*What you should do*
Copy the records word for word, beginning with the first line and ending with the line that contains "The rear wheel 120 is at (682, 660).".

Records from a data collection
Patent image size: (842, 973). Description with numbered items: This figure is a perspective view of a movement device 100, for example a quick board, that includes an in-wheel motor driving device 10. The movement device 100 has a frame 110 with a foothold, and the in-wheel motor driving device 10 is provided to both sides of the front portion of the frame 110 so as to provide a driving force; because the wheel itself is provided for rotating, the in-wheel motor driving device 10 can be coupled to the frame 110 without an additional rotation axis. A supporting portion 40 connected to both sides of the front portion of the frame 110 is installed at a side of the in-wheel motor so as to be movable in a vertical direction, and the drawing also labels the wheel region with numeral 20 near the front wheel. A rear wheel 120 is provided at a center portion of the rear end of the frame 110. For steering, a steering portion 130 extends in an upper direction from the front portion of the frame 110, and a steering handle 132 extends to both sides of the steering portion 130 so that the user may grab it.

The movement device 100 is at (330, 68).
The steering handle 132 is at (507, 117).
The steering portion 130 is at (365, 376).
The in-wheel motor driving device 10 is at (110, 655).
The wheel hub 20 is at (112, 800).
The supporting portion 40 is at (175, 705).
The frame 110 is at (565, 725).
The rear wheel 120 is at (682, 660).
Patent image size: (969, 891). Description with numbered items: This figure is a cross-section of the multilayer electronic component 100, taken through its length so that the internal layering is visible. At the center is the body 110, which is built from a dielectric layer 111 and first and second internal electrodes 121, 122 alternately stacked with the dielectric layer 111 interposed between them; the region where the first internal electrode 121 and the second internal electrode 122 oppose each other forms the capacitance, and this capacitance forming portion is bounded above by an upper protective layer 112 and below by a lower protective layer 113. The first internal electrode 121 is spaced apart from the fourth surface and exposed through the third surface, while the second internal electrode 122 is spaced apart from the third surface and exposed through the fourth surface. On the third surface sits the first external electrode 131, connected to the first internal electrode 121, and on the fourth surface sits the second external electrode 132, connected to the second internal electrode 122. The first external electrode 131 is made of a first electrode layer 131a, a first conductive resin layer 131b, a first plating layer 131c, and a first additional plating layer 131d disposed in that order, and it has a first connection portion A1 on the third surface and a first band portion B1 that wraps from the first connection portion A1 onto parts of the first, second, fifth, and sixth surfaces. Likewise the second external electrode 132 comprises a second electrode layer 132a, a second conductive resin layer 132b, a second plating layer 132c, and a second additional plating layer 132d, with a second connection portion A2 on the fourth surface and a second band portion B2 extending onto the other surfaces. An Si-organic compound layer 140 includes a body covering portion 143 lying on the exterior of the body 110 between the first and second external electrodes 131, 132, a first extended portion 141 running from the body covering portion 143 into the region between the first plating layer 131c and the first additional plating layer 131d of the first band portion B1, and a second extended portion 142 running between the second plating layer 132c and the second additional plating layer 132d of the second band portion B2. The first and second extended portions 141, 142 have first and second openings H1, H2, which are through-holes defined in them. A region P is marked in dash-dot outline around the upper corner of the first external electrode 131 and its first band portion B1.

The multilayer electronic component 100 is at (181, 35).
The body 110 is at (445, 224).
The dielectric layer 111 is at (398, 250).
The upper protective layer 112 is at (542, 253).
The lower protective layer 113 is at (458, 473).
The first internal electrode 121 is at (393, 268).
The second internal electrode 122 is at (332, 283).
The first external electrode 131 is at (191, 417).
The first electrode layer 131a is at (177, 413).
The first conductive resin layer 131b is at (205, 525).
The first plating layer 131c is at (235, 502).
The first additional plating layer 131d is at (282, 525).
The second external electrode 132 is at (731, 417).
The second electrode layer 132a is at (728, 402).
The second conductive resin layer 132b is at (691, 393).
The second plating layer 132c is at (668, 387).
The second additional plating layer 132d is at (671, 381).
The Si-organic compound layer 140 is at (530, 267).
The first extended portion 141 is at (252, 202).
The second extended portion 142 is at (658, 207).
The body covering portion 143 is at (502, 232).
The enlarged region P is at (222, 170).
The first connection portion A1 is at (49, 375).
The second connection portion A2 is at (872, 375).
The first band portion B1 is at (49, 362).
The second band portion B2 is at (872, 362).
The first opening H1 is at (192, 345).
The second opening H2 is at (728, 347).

*Answer to this exercise*
Patent image size: (842, 973). Description with numbered items: This figure is a perspective view of a movement device 100, for example a quick board, that includes an in-wheel motor driving device 10. The movement device 100 has a frame 110 with a foothold, and the in-wheel motor driving device 10 is provided to both sides of the front portion of the frame 110 so as to provide a driving force; because the wheel itself is provided for rotating, the in-wheel motor driving device 10 can be coupled to the frame 110 without an additional rotation axis. A supporting portion 40 connected to both sides of the front portion of the frame 110 is installed at a side of the in-wheel motor so as to be movable in a vertical direction, and the drawing also labels the wheel region with numeral 20 near the front wheel. A rear wheel 120 is provided at a center portion of the rear end of the frame 110. For steering, a steering portion 130 extends in an upper direction from the front portion of the frame 110, and a steering handle 132 extends to both sides of the steering portion 130 so that the user may grab it.

The movement device 100 is at (330, 68).
The steering handle 132 is at (507, 117).
The steering portion 130 is at (365, 376).
The in-wheel motor driving device 10 is at (110, 655).
The wheel hub 20 is at (112, 800).
The supporting portion 40 is at (175, 705).
The frame 110 is at (565, 725).
The rear wheel 120 is at (682, 660).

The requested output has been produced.